Collected data
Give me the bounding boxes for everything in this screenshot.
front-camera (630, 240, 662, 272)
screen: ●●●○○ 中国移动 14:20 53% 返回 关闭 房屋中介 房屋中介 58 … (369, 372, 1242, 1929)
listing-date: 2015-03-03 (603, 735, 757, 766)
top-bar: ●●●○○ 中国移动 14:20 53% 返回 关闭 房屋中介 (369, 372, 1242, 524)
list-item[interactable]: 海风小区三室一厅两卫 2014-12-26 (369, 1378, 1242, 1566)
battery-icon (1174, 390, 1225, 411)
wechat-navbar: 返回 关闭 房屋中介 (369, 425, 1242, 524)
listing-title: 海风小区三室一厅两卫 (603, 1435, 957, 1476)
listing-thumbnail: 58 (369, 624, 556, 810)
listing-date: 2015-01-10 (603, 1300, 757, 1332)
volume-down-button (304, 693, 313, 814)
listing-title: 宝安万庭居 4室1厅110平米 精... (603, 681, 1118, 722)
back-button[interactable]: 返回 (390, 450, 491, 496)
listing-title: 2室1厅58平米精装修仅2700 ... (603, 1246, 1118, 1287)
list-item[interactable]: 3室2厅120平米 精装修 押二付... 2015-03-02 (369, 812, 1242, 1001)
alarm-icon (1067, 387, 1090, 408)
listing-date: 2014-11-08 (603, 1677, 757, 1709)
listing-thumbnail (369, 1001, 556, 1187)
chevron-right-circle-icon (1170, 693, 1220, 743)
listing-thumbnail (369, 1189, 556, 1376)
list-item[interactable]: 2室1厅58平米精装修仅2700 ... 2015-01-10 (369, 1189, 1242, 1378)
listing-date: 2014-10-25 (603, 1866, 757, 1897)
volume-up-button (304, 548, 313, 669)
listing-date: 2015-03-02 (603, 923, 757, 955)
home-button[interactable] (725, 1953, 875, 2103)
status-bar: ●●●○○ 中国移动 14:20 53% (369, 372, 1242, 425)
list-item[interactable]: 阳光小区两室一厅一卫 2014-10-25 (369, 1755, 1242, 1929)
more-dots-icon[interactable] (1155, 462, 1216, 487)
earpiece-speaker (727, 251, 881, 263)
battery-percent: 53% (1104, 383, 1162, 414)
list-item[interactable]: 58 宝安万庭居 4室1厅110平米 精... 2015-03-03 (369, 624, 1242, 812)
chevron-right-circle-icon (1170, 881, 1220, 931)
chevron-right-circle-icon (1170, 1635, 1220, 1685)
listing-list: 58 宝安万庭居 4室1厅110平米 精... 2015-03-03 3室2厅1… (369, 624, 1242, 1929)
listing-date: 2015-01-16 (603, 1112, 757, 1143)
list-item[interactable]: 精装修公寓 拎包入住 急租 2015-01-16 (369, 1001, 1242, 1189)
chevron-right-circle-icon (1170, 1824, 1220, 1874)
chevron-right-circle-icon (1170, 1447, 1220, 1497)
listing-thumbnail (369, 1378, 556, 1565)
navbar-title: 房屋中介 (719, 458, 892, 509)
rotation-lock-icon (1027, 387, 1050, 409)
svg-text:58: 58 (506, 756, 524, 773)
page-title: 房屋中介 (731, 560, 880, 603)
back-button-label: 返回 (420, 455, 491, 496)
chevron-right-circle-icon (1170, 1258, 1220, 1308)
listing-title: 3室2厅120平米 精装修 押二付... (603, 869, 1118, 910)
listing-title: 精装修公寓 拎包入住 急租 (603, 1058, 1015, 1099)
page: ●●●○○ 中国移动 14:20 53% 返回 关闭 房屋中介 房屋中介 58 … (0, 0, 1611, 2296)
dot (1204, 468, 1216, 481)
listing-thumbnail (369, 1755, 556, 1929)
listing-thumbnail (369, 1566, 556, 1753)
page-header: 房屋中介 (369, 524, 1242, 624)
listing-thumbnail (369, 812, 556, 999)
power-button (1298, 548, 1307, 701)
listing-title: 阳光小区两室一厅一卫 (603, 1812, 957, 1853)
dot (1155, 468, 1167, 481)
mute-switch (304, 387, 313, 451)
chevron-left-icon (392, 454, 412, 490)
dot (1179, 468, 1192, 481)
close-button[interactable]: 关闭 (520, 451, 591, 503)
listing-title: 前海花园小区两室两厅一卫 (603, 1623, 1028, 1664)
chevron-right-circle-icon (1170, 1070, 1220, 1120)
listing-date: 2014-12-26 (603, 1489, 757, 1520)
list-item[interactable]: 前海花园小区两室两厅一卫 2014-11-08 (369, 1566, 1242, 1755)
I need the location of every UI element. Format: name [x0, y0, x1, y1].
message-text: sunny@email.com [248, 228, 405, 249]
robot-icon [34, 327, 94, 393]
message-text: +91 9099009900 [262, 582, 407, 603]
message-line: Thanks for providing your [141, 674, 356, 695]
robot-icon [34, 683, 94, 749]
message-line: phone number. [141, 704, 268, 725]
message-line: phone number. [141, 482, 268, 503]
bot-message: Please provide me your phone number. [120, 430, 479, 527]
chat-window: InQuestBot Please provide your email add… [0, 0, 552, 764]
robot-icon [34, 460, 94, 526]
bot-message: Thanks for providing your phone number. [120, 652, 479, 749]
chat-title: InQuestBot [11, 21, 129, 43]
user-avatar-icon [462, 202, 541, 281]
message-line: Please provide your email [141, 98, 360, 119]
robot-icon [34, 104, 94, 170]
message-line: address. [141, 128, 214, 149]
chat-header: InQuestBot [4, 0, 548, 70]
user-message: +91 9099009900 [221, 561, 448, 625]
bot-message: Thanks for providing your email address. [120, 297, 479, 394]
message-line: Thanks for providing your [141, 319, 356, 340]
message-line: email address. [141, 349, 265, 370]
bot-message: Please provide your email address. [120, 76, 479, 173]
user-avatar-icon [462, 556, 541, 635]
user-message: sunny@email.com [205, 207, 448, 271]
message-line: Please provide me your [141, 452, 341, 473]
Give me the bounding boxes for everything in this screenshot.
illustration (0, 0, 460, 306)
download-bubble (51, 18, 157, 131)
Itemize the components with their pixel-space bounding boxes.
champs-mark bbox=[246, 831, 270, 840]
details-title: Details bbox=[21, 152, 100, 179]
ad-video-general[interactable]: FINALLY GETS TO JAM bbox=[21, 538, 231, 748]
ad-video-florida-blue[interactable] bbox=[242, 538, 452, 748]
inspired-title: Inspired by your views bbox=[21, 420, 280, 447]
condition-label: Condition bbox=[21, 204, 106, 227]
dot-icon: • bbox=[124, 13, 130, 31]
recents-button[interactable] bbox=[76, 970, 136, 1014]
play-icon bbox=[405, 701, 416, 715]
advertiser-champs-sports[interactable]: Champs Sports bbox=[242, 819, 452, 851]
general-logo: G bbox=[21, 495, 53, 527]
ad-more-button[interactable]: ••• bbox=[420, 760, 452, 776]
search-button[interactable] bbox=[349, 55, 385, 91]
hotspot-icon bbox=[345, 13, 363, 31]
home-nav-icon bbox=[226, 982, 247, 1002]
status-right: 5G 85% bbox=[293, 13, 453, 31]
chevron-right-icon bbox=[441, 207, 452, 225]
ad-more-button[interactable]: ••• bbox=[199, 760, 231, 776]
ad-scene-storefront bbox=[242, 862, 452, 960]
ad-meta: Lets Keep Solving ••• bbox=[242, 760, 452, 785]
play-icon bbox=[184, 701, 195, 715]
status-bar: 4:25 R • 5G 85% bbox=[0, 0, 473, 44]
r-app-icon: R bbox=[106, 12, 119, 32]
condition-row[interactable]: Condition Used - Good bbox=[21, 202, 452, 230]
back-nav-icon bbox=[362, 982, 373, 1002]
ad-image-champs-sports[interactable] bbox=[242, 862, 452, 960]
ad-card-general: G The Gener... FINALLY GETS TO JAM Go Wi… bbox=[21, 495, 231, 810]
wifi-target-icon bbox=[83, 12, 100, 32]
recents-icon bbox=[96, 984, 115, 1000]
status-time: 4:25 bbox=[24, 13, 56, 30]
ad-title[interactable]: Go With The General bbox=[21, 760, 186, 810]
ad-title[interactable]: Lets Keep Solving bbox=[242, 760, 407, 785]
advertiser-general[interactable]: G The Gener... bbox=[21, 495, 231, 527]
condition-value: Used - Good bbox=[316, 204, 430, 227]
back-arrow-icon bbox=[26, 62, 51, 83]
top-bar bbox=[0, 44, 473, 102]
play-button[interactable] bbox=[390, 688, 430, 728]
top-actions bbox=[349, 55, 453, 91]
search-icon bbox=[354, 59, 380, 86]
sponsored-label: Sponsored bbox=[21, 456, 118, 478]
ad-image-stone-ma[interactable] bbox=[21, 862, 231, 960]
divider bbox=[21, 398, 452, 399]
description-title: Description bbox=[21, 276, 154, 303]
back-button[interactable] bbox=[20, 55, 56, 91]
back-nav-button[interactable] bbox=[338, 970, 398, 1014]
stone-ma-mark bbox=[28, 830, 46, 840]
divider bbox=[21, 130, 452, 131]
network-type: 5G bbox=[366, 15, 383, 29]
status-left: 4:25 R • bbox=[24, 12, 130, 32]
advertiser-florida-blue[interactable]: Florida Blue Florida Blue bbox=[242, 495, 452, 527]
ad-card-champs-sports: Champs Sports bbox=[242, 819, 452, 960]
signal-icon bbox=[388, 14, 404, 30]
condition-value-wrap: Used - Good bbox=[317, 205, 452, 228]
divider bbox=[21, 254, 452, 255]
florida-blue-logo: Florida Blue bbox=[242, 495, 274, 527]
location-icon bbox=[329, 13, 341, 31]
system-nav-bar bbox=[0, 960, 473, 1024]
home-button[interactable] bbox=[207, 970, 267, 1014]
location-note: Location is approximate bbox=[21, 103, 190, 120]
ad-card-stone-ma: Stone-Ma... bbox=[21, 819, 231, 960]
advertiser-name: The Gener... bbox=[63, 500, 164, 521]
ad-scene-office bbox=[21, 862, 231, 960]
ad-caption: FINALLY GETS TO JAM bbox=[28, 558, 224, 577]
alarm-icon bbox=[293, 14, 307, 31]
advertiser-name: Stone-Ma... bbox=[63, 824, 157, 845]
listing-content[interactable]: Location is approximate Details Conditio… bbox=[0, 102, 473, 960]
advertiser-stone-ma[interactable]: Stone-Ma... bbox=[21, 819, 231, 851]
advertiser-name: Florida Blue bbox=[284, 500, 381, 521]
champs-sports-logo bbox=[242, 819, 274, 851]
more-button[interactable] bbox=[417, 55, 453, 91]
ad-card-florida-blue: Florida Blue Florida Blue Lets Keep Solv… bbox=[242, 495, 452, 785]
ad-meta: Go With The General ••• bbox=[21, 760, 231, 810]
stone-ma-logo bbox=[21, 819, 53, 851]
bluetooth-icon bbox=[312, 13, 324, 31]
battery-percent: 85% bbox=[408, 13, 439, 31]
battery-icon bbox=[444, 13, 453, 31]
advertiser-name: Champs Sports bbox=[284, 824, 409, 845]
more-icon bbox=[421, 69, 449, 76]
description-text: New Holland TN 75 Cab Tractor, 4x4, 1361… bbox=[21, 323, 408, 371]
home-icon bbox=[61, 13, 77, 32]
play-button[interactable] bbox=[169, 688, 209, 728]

**What is required:** Tally the lines in the records that contain the string "provide", matching case exactly. Reply with the number alone.

**Problem solution:** 5